# start of RECORDS TO USE

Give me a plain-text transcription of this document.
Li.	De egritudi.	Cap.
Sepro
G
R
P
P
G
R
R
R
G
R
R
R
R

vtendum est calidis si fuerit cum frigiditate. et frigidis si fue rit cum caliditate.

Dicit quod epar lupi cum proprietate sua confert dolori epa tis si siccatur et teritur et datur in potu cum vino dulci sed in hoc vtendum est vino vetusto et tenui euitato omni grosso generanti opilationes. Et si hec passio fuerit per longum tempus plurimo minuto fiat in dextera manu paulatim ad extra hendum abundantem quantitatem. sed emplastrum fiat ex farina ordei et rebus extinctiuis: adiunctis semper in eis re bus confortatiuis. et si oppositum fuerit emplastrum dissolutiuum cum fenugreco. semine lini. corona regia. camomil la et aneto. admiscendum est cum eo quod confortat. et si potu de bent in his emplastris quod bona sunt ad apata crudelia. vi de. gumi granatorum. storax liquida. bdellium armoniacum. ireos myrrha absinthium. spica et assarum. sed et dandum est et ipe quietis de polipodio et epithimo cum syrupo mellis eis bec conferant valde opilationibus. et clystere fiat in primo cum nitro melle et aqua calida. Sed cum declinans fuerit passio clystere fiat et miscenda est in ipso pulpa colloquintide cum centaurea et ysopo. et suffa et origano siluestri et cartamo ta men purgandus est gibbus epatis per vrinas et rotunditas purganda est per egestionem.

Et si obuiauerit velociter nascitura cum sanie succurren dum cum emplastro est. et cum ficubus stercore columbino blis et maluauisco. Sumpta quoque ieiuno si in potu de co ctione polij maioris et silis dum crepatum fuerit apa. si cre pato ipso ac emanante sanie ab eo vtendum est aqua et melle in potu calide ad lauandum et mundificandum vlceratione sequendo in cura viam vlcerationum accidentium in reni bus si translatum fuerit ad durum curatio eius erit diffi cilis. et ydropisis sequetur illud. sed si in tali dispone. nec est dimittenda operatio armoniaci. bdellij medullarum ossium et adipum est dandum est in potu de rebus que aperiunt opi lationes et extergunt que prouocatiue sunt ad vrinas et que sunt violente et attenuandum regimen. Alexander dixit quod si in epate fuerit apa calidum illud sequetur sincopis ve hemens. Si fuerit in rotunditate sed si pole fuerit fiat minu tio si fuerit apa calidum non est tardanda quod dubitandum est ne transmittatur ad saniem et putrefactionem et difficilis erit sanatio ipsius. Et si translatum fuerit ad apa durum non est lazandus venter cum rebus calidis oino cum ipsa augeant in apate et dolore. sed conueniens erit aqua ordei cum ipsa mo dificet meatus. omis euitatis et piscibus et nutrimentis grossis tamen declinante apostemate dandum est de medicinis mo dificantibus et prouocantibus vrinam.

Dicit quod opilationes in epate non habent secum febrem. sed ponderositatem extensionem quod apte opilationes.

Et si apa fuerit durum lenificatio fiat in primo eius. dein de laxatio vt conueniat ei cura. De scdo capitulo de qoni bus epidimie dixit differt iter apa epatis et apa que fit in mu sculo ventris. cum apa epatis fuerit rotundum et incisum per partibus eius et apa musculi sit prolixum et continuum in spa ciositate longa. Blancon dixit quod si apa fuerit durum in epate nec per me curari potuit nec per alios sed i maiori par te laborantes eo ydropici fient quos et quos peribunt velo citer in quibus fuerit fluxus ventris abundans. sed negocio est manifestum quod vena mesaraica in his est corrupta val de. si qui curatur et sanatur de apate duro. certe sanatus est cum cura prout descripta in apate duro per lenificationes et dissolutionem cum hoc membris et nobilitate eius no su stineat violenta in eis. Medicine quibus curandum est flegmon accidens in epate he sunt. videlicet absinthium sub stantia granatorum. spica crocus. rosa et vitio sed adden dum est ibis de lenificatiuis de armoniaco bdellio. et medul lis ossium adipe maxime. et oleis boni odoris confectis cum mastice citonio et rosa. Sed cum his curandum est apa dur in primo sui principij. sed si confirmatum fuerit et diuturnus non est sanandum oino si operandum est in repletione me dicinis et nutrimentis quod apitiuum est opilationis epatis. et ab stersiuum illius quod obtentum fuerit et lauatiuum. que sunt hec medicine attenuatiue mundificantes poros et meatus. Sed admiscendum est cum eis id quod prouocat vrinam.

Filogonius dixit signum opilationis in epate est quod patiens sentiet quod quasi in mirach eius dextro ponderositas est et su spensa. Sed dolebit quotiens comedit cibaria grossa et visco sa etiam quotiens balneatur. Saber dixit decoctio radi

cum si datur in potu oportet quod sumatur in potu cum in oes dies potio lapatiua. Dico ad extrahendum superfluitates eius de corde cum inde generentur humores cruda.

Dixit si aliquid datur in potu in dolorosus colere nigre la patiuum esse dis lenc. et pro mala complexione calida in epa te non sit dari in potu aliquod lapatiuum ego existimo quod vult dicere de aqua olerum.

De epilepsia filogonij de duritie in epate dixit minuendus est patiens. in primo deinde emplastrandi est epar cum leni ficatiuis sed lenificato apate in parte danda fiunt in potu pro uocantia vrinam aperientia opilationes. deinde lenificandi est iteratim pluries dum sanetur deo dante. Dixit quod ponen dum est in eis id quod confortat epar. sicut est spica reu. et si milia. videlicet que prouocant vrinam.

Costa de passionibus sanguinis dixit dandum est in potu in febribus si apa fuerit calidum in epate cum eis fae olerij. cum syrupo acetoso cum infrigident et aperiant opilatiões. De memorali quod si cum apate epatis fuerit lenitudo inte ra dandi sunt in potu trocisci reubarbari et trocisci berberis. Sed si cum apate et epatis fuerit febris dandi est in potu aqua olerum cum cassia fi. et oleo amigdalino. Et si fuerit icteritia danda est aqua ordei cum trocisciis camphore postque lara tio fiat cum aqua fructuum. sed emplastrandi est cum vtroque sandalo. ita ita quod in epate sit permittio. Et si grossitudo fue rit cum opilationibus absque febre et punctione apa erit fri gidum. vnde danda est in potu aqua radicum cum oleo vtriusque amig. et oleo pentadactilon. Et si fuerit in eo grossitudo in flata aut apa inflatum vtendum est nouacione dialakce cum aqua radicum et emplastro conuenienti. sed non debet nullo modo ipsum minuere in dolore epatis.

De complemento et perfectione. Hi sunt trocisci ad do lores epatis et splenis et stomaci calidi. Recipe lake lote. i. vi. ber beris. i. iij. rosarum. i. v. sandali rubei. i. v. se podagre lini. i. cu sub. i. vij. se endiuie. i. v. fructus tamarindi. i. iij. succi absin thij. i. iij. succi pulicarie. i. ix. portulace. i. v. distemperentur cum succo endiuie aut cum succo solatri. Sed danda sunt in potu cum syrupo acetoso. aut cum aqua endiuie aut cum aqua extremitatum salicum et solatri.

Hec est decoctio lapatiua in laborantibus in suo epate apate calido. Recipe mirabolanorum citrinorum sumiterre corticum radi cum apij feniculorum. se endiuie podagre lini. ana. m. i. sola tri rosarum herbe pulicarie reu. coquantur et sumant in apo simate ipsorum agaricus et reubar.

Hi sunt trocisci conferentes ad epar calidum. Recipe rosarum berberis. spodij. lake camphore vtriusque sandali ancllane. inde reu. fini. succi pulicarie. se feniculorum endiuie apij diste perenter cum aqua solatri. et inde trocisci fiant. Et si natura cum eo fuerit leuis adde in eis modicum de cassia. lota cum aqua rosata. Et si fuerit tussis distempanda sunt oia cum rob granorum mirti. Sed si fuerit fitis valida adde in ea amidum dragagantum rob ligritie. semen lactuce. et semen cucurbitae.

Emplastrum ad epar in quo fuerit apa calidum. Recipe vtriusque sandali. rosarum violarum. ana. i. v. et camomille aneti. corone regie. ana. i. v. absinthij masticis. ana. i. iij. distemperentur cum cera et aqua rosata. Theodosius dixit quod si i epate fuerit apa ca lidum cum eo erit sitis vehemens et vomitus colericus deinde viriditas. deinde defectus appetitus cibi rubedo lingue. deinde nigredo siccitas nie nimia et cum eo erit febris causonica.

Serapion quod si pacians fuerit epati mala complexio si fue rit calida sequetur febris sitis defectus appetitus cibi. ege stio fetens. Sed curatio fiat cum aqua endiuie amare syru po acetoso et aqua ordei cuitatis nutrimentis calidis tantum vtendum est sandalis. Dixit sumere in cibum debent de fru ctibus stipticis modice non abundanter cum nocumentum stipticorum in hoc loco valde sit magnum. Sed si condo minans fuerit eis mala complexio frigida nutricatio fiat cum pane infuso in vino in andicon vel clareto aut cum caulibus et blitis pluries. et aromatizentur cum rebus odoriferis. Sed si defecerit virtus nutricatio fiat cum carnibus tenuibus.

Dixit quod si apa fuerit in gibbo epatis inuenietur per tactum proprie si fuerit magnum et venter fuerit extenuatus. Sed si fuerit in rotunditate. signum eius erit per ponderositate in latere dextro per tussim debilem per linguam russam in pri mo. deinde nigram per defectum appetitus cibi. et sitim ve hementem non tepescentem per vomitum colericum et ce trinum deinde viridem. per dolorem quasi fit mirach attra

# end of RECORDS TO USE

▸ **EXERCISE TASK**: How many lines of the entries above hold the string "lapatiua"? Reply with the number alone.

▸ **TASK RESULT**: 2